------ Supplied records

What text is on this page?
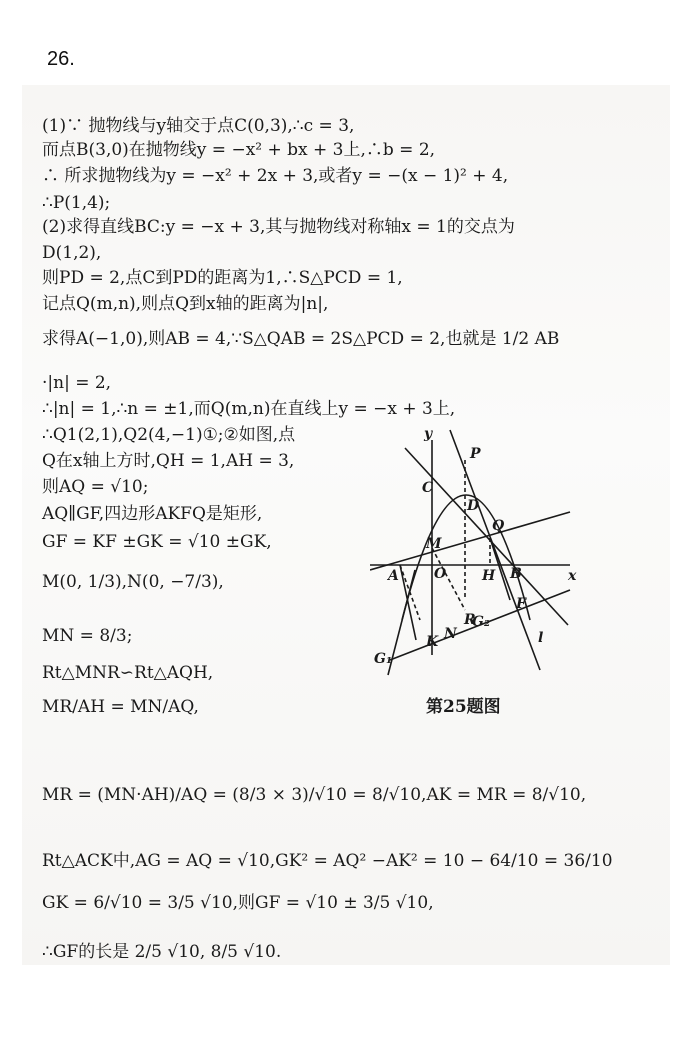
26.
(1)∵ 抛物线与y轴交于点C(0,3),∴c = 3,
而点B(3,0)在抛物线y = −x² + bx + 3上,∴b = 2,
∴ 所求抛物线为y = −x² + 2x + 3,或者y = −(x − 1)² + 4,
∴P(1,4);
(2)求得直线BC:y = −x + 3,其与抛物线对称轴x = 1的交点为
D(1,2),
则PD = 2,点C到PD的距离为1,∴S△PCD = 1,
记点Q(m,n),则点Q到x轴的距离为|n|,
求得A(−1,0),则AB = 4,∵S△QAB = 2S△PCD = 2,也就是 1/2 AB
·|n| = 2,
∴|n| = 1,∴n = ±1,而Q(m,n)在直线上y = −x + 3上,
∴Q1(2,1),Q2(4,−1)①;②如图,点
Q在x轴上方时,QH = 1,AH = 3,
则AQ = √10;
AQ∥GF,四边形AKFQ是矩形,
GF = KF ±GK = √10 ±GK,
M(0, 1/3),N(0, −7/3),
MN = 8/3;
Rt△MNR∽Rt△AQH,
MR/AH = MN/AQ,
MR = (MN·AH)/AQ = (8/3 × 3)/√10 = 8/√10,AK = MR = 8/√10,
Rt△ACK中,AG = AQ = √10,GK² = AQ² −AK² = 10 − 64/10 = 36/10
GK = 6/√10 = 3/5 √10,则GF = √10 ± 3/5 √10,
∴GF的长是 2/5 √10, 8/5 √10.
y
x
P
C
D
Q
M
A	O	H B
F
R
G₂
N
K
G₁
l
第25题图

------------

▸ **Required work**: Copy out each line word for word, please, skipping the images.

▸ **Answer**:
What text is on this page?
26.
(1)∵ 抛物线与y轴交于点C(0,3),∴c = 3,
而点B(3,0)在抛物线y = −x² + bx + 3上,∴b = 2,
∴ 所求抛物线为y = −x² + 2x + 3,或者y = −(x − 1)² + 4,
∴P(1,4);
(2)求得直线BC:y = −x + 3,其与抛物线对称轴x = 1的交点为
D(1,2),
则PD = 2,点C到PD的距离为1,∴S△PCD = 1,
记点Q(m,n),则点Q到x轴的距离为|n|,
求得A(−1,0),则AB = 4,∵S△QAB = 2S△PCD = 2,也就是 1/2 AB
·|n| = 2,
∴|n| = 1,∴n = ±1,而Q(m,n)在直线上y = −x + 3上,
∴Q1(2,1),Q2(4,−1)①;②如图,点
Q在x轴上方时,QH = 1,AH = 3,
则AQ = √10;
AQ∥GF,四边形AKFQ是矩形,
GF = KF ±GK = √10 ±GK,
M(0, 1/3),N(0, −7/3),
MN = 8/3;
Rt△MNR∽Rt△AQH,
MR/AH = MN/AQ,
MR = (MN·AH)/AQ = (8/3 × 3)/√10 = 8/√10,AK = MR = 8/√10,
Rt△ACK中,AG = AQ = √10,GK² = AQ² −AK² = 10 − 64/10 = 36/10
GK = 6/√10 = 3/5 √10,则GF = √10 ± 3/5 √10,
∴GF的长是 2/5 √10, 8/5 √10.
y
x
P
C
D
Q
M
A	O	H B
F
R
G₂
N
K
G₁
l
第25题图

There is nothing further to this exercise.